• _What this task involves_:
The records that follow are to be transcribed in full, without their images.

* START Dataset rows *

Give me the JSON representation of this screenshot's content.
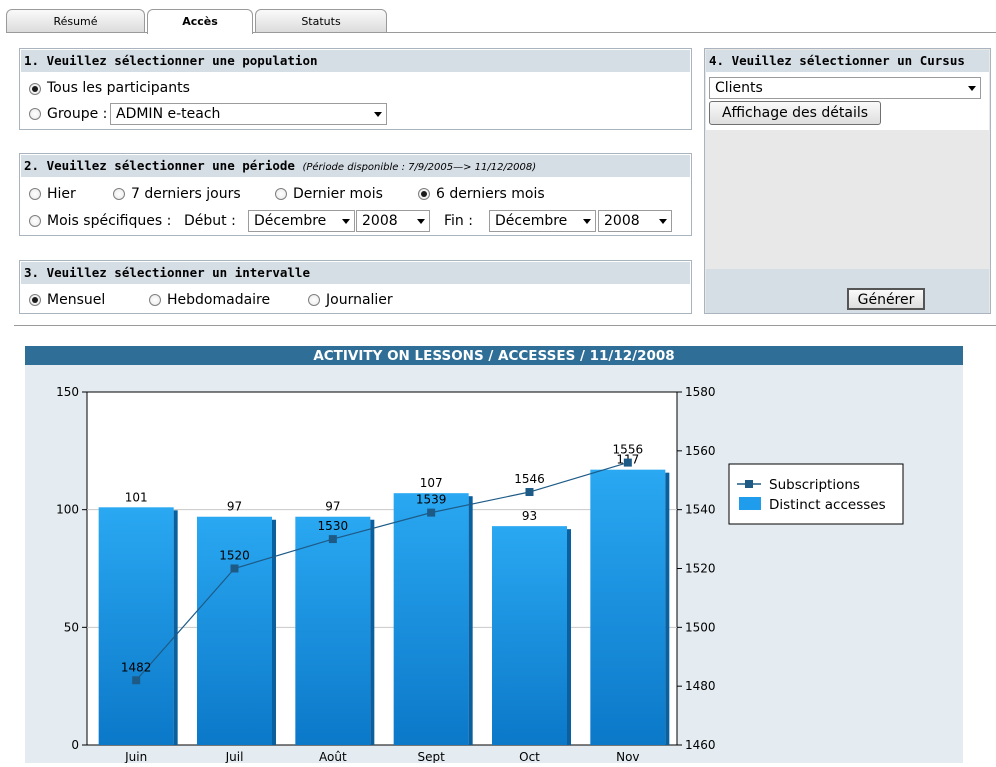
{
  "tabs": [
    {
      "label": "Résumé",
      "active": false
    },
    {
      "label": "Accès",
      "active": true
    },
    {
      "label": "Statuts",
      "active": false
    }
  ],
  "population": {
    "title": "1. Veuillez sélectionner une population",
    "all_label": "Tous les participants",
    "group_label": "Groupe :",
    "group_value": "ADMIN e-teach",
    "selected": "all"
  },
  "periode": {
    "title": "2. Veuillez sélectionner une période",
    "note": "(Période disponible : 7/9/2005—> 11/12/2008)",
    "options": [
      "Hier",
      "7 derniers jours",
      "Dernier mois",
      "6 derniers mois"
    ],
    "selected": "6 derniers mois",
    "specific_label": "Mois spécifiques :",
    "debut_label": "Début :",
    "debut_month": "Décembre",
    "debut_year": "2008",
    "fin_label": "Fin :",
    "fin_month": "Décembre",
    "fin_year": "2008"
  },
  "intervalle": {
    "title": "3. Veuillez sélectionner un intervalle",
    "options": [
      "Mensuel",
      "Hebdomadaire",
      "Journalier"
    ],
    "selected": "Mensuel"
  },
  "cursus": {
    "title": "4. Veuillez sélectionner un Cursus",
    "value": "Clients",
    "details_button": "Affichage des détails",
    "generate_button": "Générer"
  },
  "colors": {
    "bar": "#1f9cec",
    "line": "#1d5a86",
    "header": "#2f6e97"
  },
  "chart_data": {
    "type": "bar",
    "title": "ACTIVITY ON LESSONS / ACCESSES / 11/12/2008",
    "categories": [
      "Juin",
      "Juil",
      "Août",
      "Sept",
      "Oct",
      "Nov"
    ],
    "series": [
      {
        "name": "Distinct accesses",
        "type": "bar",
        "axis": "left",
        "values": [
          101,
          97,
          97,
          107,
          93,
          117
        ]
      },
      {
        "name": "Subscriptions",
        "type": "line",
        "axis": "right",
        "values": [
          1482,
          1520,
          1530,
          1539,
          1546,
          1556
        ]
      }
    ],
    "left_axis": {
      "ylim": [
        0,
        150
      ],
      "ticks": [
        0,
        50,
        100,
        150
      ]
    },
    "right_axis": {
      "ylim": [
        1460,
        1580
      ],
      "ticks": [
        1460,
        1480,
        1500,
        1520,
        1540,
        1560,
        1580
      ]
    },
    "legend": {
      "position": "right",
      "entries": [
        "Subscriptions",
        "Distinct accesses"
      ]
    },
    "grid": true
  }
}
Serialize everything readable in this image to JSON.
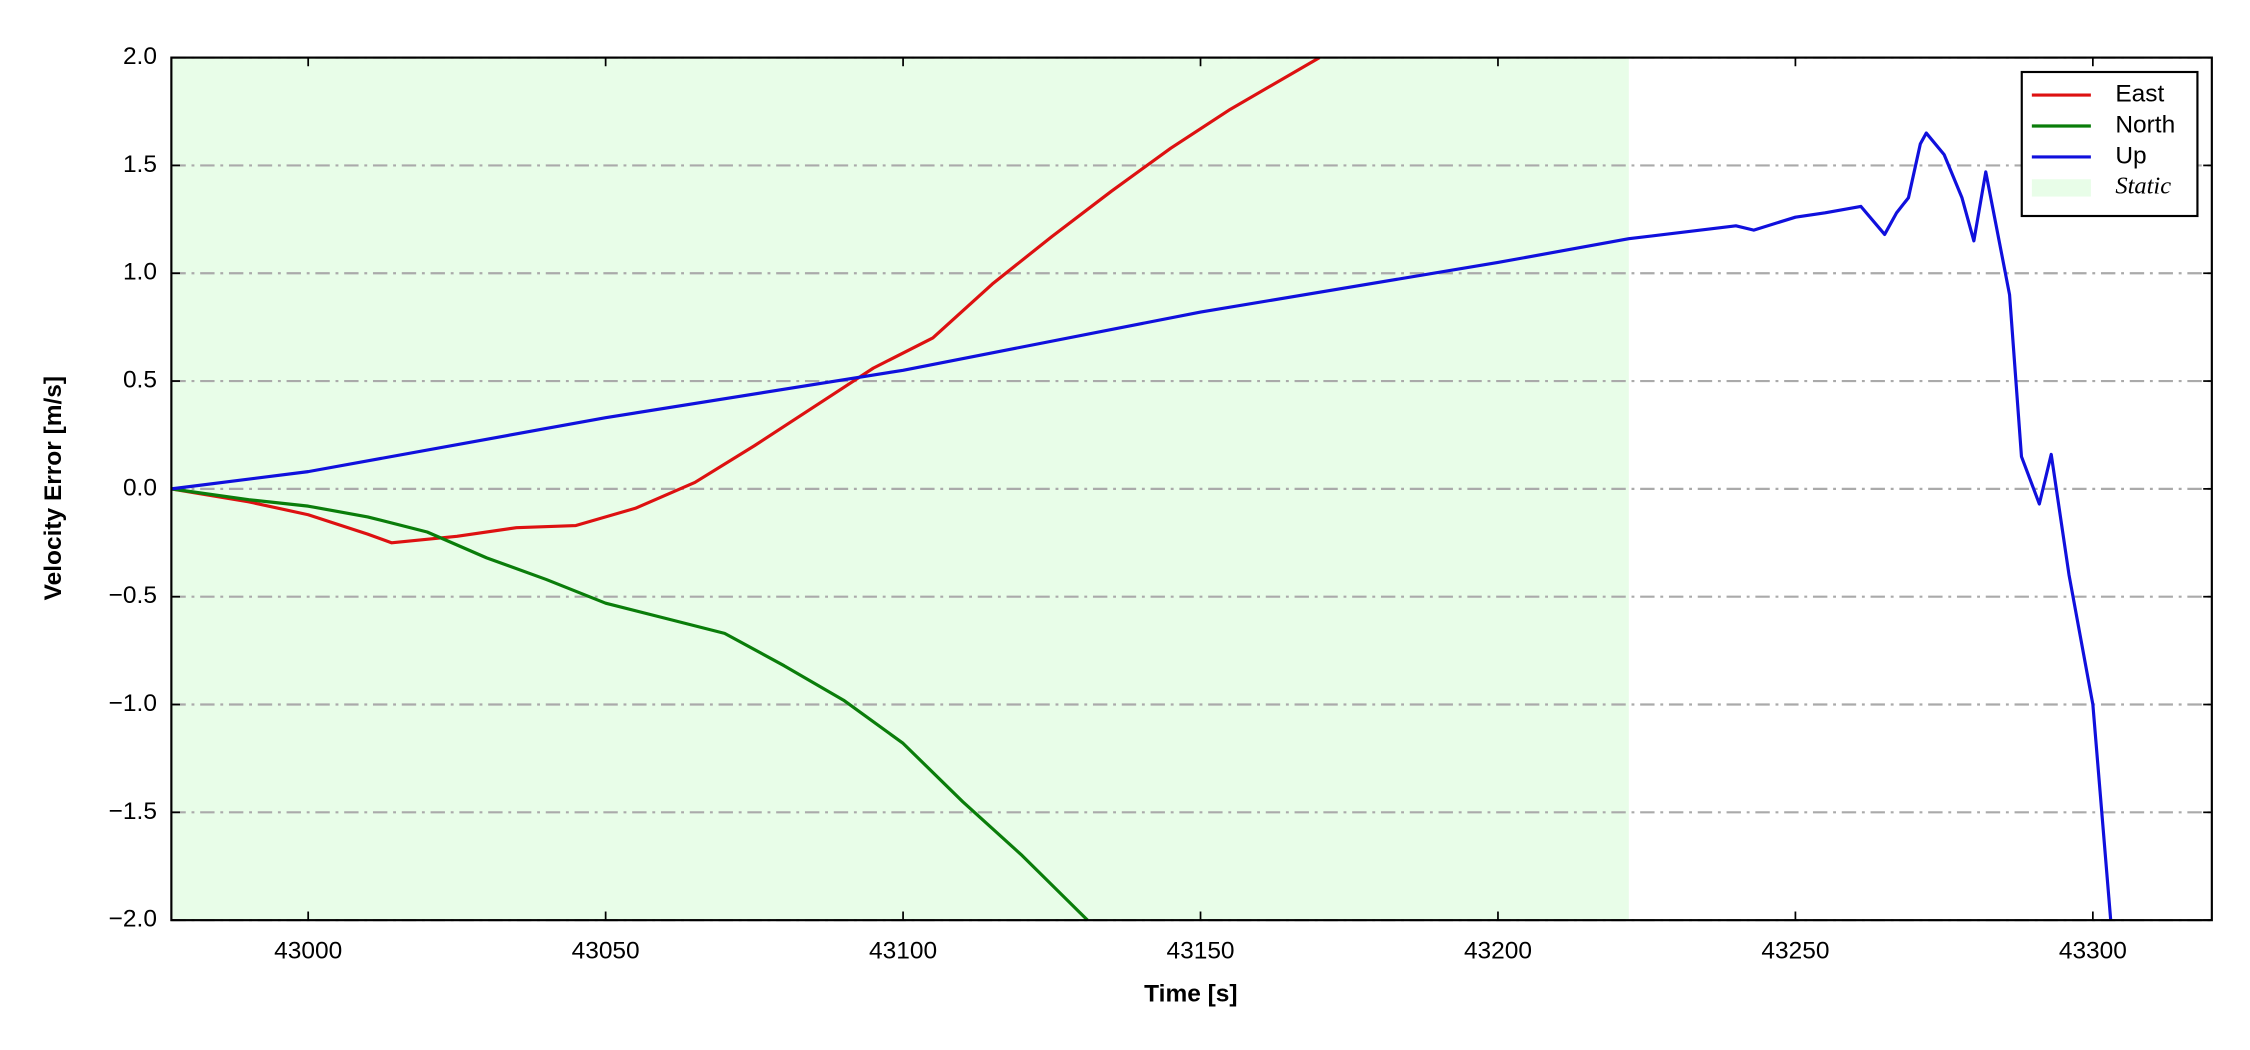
{
  "chart_data": {
    "type": "line",
    "xlabel": "Time [s]",
    "ylabel": "Velocity Error [m/s]",
    "xlim": [
      42977,
      43320
    ],
    "ylim": [
      -2.0,
      2.0
    ],
    "xticks": [
      43000,
      43050,
      43100,
      43150,
      43200,
      43250,
      43300
    ],
    "yticks": [
      {
        "value": -2.0,
        "label": "−2.0"
      },
      {
        "value": -1.5,
        "label": "−1.5"
      },
      {
        "value": -1.0,
        "label": "−1.0"
      },
      {
        "value": -0.5,
        "label": "−0.5"
      },
      {
        "value": 0.0,
        "label": "0.0"
      },
      {
        "value": 0.5,
        "label": "0.5"
      },
      {
        "value": 1.0,
        "label": "1.0"
      },
      {
        "value": 1.5,
        "label": "1.5"
      },
      {
        "value": 2.0,
        "label": "2.0"
      }
    ],
    "grid": true,
    "legend": "upper right",
    "shaded": {
      "name": "Static",
      "start": 42977,
      "end": 43222,
      "color": "#e8fde8"
    },
    "series": [
      {
        "name": "East",
        "color": "#dd1111",
        "x": [
          42977,
          42990,
          43000,
          43010,
          43014,
          43025,
          43035,
          43045,
          43055,
          43065,
          43075,
          43085,
          43095,
          43105,
          43115,
          43125,
          43135,
          43145,
          43155,
          43165,
          43170
        ],
        "values": [
          0,
          -0.06,
          -0.12,
          -0.21,
          -0.25,
          -0.22,
          -0.18,
          -0.17,
          -0.09,
          0.03,
          0.2,
          0.38,
          0.56,
          0.7,
          0.95,
          1.17,
          1.38,
          1.58,
          1.76,
          1.92,
          2.0
        ]
      },
      {
        "name": "North",
        "color": "#0a7d0a",
        "x": [
          42977,
          42990,
          43000,
          43010,
          43020,
          43030,
          43040,
          43050,
          43060,
          43070,
          43080,
          43090,
          43100,
          43110,
          43120,
          43131
        ],
        "values": [
          0,
          -0.05,
          -0.08,
          -0.13,
          -0.2,
          -0.32,
          -0.42,
          -0.53,
          -0.6,
          -0.67,
          -0.82,
          -0.98,
          -1.18,
          -1.45,
          -1.7,
          -2.0
        ]
      },
      {
        "name": "Up",
        "color": "#1010dd",
        "x": [
          42977,
          43000,
          43050,
          43100,
          43150,
          43200,
          43222,
          43240,
          43243,
          43250,
          43255,
          43261,
          43265,
          43267,
          43269,
          43271,
          43272,
          43275,
          43278,
          43280,
          43282,
          43286,
          43288,
          43291,
          43293,
          43296,
          43300,
          43303
        ],
        "values": [
          0,
          0.08,
          0.33,
          0.55,
          0.82,
          1.05,
          1.16,
          1.22,
          1.2,
          1.26,
          1.28,
          1.31,
          1.18,
          1.28,
          1.35,
          1.6,
          1.65,
          1.55,
          1.35,
          1.15,
          1.47,
          0.9,
          0.15,
          -0.07,
          0.16,
          -0.4,
          -1.0,
          -2.0
        ]
      }
    ]
  }
}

* END Dataset rows *

• _Result for this exercise_:
Give me the JSON representation of this screenshot's content.
{
  "tabs": [
    {
      "label": "Résumé",
      "active": false
    },
    {
      "label": "Accès",
      "active": true
    },
    {
      "label": "Statuts",
      "active": false
    }
  ],
  "population": {
    "title": "1. Veuillez sélectionner une population",
    "all_label": "Tous les participants",
    "group_label": "Groupe :",
    "group_value": "ADMIN e-teach",
    "selected": "all"
  },
  "periode": {
    "title": "2. Veuillez sélectionner une période",
    "note": "(Période disponible : 7/9/2005—> 11/12/2008)",
    "options": [
      "Hier",
      "7 derniers jours",
      "Dernier mois",
      "6 derniers mois"
    ],
    "selected": "6 derniers mois",
    "specific_label": "Mois spécifiques :",
    "debut_label": "Début :",
    "debut_month": "Décembre",
    "debut_year": "2008",
    "fin_label": "Fin :",
    "fin_month": "Décembre",
    "fin_year": "2008"
  },
  "intervalle": {
    "title": "3. Veuillez sélectionner un intervalle",
    "options": [
      "Mensuel",
      "Hebdomadaire",
      "Journalier"
    ],
    "selected": "Mensuel"
  },
  "cursus": {
    "title": "4. Veuillez sélectionner un Cursus",
    "value": "Clients",
    "details_button": "Affichage des détails",
    "generate_button": "Générer"
  },
  "colors": {
    "bar": "#1f9cec",
    "line": "#1d5a86",
    "header": "#2f6e97"
  },
  "chart_data": {
    "type": "bar",
    "title": "ACTIVITY ON LESSONS / ACCESSES / 11/12/2008",
    "categories": [
      "Juin",
      "Juil",
      "Août",
      "Sept",
      "Oct",
      "Nov"
    ],
    "series": [
      {
        "name": "Distinct accesses",
        "type": "bar",
        "axis": "left",
        "values": [
          101,
          97,
          97,
          107,
          93,
          117
        ]
      },
      {
        "name": "Subscriptions",
        "type": "line",
        "axis": "right",
        "values": [
          1482,
          1520,
          1530,
          1539,
          1546,
          1556
        ]
      }
    ],
    "left_axis": {
      "ylim": [
        0,
        150
      ],
      "ticks": [
        0,
        50,
        100,
        150
      ]
    },
    "right_axis": {
      "ylim": [
        1460,
        1580
      ],
      "ticks": [
        1460,
        1480,
        1500,
        1520,
        1540,
        1560,
        1580
      ]
    },
    "legend": {
      "position": "right",
      "entries": [
        "Subscriptions",
        "Distinct accesses"
      ]
    },
    "grid": true
  }
}
Serialize everything readable in this image to JSON.
{
  "chart_data": {
    "type": "line",
    "xlabel": "Time [s]",
    "ylabel": "Velocity Error [m/s]",
    "xlim": [
      42977,
      43320
    ],
    "ylim": [
      -2.0,
      2.0
    ],
    "xticks": [
      43000,
      43050,
      43100,
      43150,
      43200,
      43250,
      43300
    ],
    "yticks": [
      {
        "value": -2.0,
        "label": "−2.0"
      },
      {
        "value": -1.5,
        "label": "−1.5"
      },
      {
        "value": -1.0,
        "label": "−1.0"
      },
      {
        "value": -0.5,
        "label": "−0.5"
      },
      {
        "value": 0.0,
        "label": "0.0"
      },
      {
        "value": 0.5,
        "label": "0.5"
      },
      {
        "value": 1.0,
        "label": "1.0"
      },
      {
        "value": 1.5,
        "label": "1.5"
      },
      {
        "value": 2.0,
        "label": "2.0"
      }
    ],
    "grid": true,
    "legend": "upper right",
    "shaded": {
      "name": "Static",
      "start": 42977,
      "end": 43222,
      "color": "#e8fde8"
    },
    "series": [
      {
        "name": "East",
        "color": "#dd1111",
        "x": [
          42977,
          42990,
          43000,
          43010,
          43014,
          43025,
          43035,
          43045,
          43055,
          43065,
          43075,
          43085,
          43095,
          43105,
          43115,
          43125,
          43135,
          43145,
          43155,
          43165,
          43170
        ],
        "values": [
          0,
          -0.06,
          -0.12,
          -0.21,
          -0.25,
          -0.22,
          -0.18,
          -0.17,
          -0.09,
          0.03,
          0.2,
          0.38,
          0.56,
          0.7,
          0.95,
          1.17,
          1.38,
          1.58,
          1.76,
          1.92,
          2.0
        ]
      },
      {
        "name": "North",
        "color": "#0a7d0a",
        "x": [
          42977,
          42990,
          43000,
          43010,
          43020,
          43030,
          43040,
          43050,
          43060,
          43070,
          43080,
          43090,
          43100,
          43110,
          43120,
          43131
        ],
        "values": [
          0,
          -0.05,
          -0.08,
          -0.13,
          -0.2,
          -0.32,
          -0.42,
          -0.53,
          -0.6,
          -0.67,
          -0.82,
          -0.98,
          -1.18,
          -1.45,
          -1.7,
          -2.0
        ]
      },
      {
        "name": "Up",
        "color": "#1010dd",
        "x": [
          42977,
          43000,
          43050,
          43100,
          43150,
          43200,
          43222,
          43240,
          43243,
          43250,
          43255,
          43261,
          43265,
          43267,
          43269,
          43271,
          43272,
          43275,
          43278,
          43280,
          43282,
          43286,
          43288,
          43291,
          43293,
          43296,
          43300,
          43303
        ],
        "values": [
          0,
          0.08,
          0.33,
          0.55,
          0.82,
          1.05,
          1.16,
          1.22,
          1.2,
          1.26,
          1.28,
          1.31,
          1.18,
          1.28,
          1.35,
          1.6,
          1.65,
          1.55,
          1.35,
          1.15,
          1.47,
          0.9,
          0.15,
          -0.07,
          0.16,
          -0.4,
          -1.0,
          -2.0
        ]
      }
    ]
  }
}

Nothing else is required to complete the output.